↓↓↓

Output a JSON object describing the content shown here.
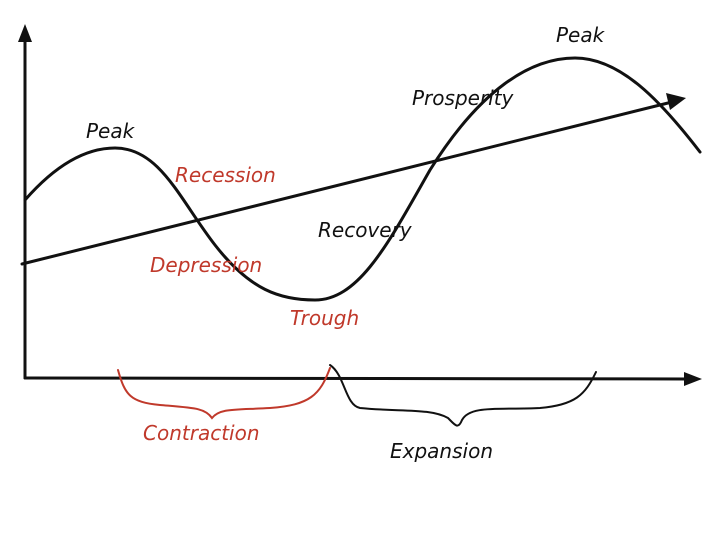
{
  "labels": [
    "Peak",
    "Recession",
    "Depression",
    "Trough",
    "Recovery",
    "Prosperity",
    "Peak",
    "Contraction",
    "Expansion"
  ]
}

↑↑↑

— Exercise goal —
An exact transcription of all the entries is required, without the pictures.

— Exercise response —
Output a JSON object describing the content shown here.
{
  "labels": [
    "Peak",
    "Recession",
    "Depression",
    "Trough",
    "Recovery",
    "Prosperity",
    "Peak",
    "Contraction",
    "Expansion"
  ]
}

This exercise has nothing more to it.